Requirement
Repeat the full listing below verbatim and keep the images out.

++++ Supplied records

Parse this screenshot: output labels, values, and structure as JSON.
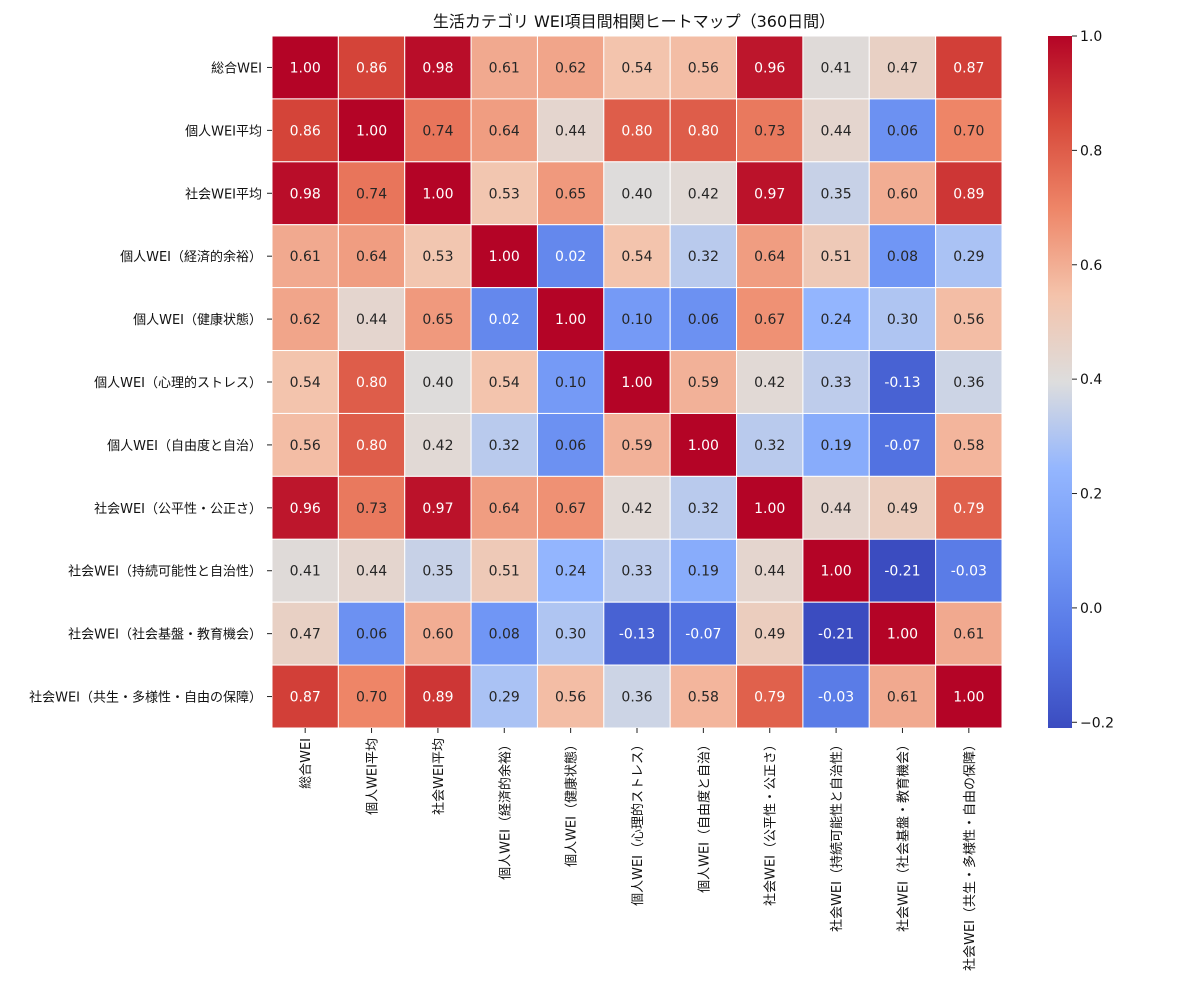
{
  "chart_data": {
    "type": "heatmap",
    "title": "生活カテゴリ WEI項目間相関ヒートマップ（360日間）",
    "labels": [
      "総合WEI",
      "個人WEI平均",
      "社会WEI平均",
      "個人WEI（経済的余裕）",
      "個人WEI（健康状態）",
      "個人WEI（心理的ストレス）",
      "個人WEI（自由度と自治）",
      "社会WEI（公平性・公正さ）",
      "社会WEI（持続可能性と自治性）",
      "社会WEI（社会基盤・教育機会）",
      "社会WEI（共生・多様性・自由の保障）"
    ],
    "matrix": [
      [
        1.0,
        0.86,
        0.98,
        0.61,
        0.62,
        0.54,
        0.56,
        0.96,
        0.41,
        0.47,
        0.87
      ],
      [
        0.86,
        1.0,
        0.74,
        0.64,
        0.44,
        0.8,
        0.8,
        0.73,
        0.44,
        0.06,
        0.7
      ],
      [
        0.98,
        0.74,
        1.0,
        0.53,
        0.65,
        0.4,
        0.42,
        0.97,
        0.35,
        0.6,
        0.89
      ],
      [
        0.61,
        0.64,
        0.53,
        1.0,
        0.02,
        0.54,
        0.32,
        0.64,
        0.51,
        0.08,
        0.29
      ],
      [
        0.62,
        0.44,
        0.65,
        0.02,
        1.0,
        0.1,
        0.06,
        0.67,
        0.24,
        0.3,
        0.56
      ],
      [
        0.54,
        0.8,
        0.4,
        0.54,
        0.1,
        1.0,
        0.59,
        0.42,
        0.33,
        -0.13,
        0.36
      ],
      [
        0.56,
        0.8,
        0.42,
        0.32,
        0.06,
        0.59,
        1.0,
        0.32,
        0.19,
        -0.07,
        0.58
      ],
      [
        0.96,
        0.73,
        0.97,
        0.64,
        0.67,
        0.42,
        0.32,
        1.0,
        0.44,
        0.49,
        0.79
      ],
      [
        0.41,
        0.44,
        0.35,
        0.51,
        0.24,
        0.33,
        0.19,
        0.44,
        1.0,
        -0.21,
        -0.03
      ],
      [
        0.47,
        0.06,
        0.6,
        0.08,
        0.3,
        -0.13,
        -0.07,
        0.49,
        -0.21,
        1.0,
        0.61
      ],
      [
        0.87,
        0.7,
        0.89,
        0.29,
        0.56,
        0.36,
        0.58,
        0.79,
        -0.03,
        0.61,
        1.0
      ]
    ],
    "colormap": "coolwarm",
    "vmin": -0.21,
    "vmax": 1.0,
    "colorbar_ticks": [
      1.0,
      0.8,
      0.6,
      0.4,
      0.2,
      0.0,
      -0.2
    ],
    "colorbar_tick_labels": [
      "1.0",
      "0.8",
      "0.6",
      "0.4",
      "0.2",
      "0.0",
      "−0.2"
    ],
    "value_format": "2 decimals",
    "xlabel": "",
    "ylabel": ""
  }
}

++++++++

Final answer
Parse this screenshot: output labels, values, and structure as JSON.
{
  "chart_data": {
    "type": "heatmap",
    "title": "生活カテゴリ WEI項目間相関ヒートマップ（360日間）",
    "labels": [
      "総合WEI",
      "個人WEI平均",
      "社会WEI平均",
      "個人WEI（経済的余裕）",
      "個人WEI（健康状態）",
      "個人WEI（心理的ストレス）",
      "個人WEI（自由度と自治）",
      "社会WEI（公平性・公正さ）",
      "社会WEI（持続可能性と自治性）",
      "社会WEI（社会基盤・教育機会）",
      "社会WEI（共生・多様性・自由の保障）"
    ],
    "matrix": [
      [
        1.0,
        0.86,
        0.98,
        0.61,
        0.62,
        0.54,
        0.56,
        0.96,
        0.41,
        0.47,
        0.87
      ],
      [
        0.86,
        1.0,
        0.74,
        0.64,
        0.44,
        0.8,
        0.8,
        0.73,
        0.44,
        0.06,
        0.7
      ],
      [
        0.98,
        0.74,
        1.0,
        0.53,
        0.65,
        0.4,
        0.42,
        0.97,
        0.35,
        0.6,
        0.89
      ],
      [
        0.61,
        0.64,
        0.53,
        1.0,
        0.02,
        0.54,
        0.32,
        0.64,
        0.51,
        0.08,
        0.29
      ],
      [
        0.62,
        0.44,
        0.65,
        0.02,
        1.0,
        0.1,
        0.06,
        0.67,
        0.24,
        0.3,
        0.56
      ],
      [
        0.54,
        0.8,
        0.4,
        0.54,
        0.1,
        1.0,
        0.59,
        0.42,
        0.33,
        -0.13,
        0.36
      ],
      [
        0.56,
        0.8,
        0.42,
        0.32,
        0.06,
        0.59,
        1.0,
        0.32,
        0.19,
        -0.07,
        0.58
      ],
      [
        0.96,
        0.73,
        0.97,
        0.64,
        0.67,
        0.42,
        0.32,
        1.0,
        0.44,
        0.49,
        0.79
      ],
      [
        0.41,
        0.44,
        0.35,
        0.51,
        0.24,
        0.33,
        0.19,
        0.44,
        1.0,
        -0.21,
        -0.03
      ],
      [
        0.47,
        0.06,
        0.6,
        0.08,
        0.3,
        -0.13,
        -0.07,
        0.49,
        -0.21,
        1.0,
        0.61
      ],
      [
        0.87,
        0.7,
        0.89,
        0.29,
        0.56,
        0.36,
        0.58,
        0.79,
        -0.03,
        0.61,
        1.0
      ]
    ],
    "colormap": "coolwarm",
    "vmin": -0.21,
    "vmax": 1.0,
    "colorbar_ticks": [
      1.0,
      0.8,
      0.6,
      0.4,
      0.2,
      0.0,
      -0.2
    ],
    "colorbar_tick_labels": [
      "1.0",
      "0.8",
      "0.6",
      "0.4",
      "0.2",
      "0.0",
      "−0.2"
    ],
    "value_format": "2 decimals",
    "xlabel": "",
    "ylabel": ""
  }
}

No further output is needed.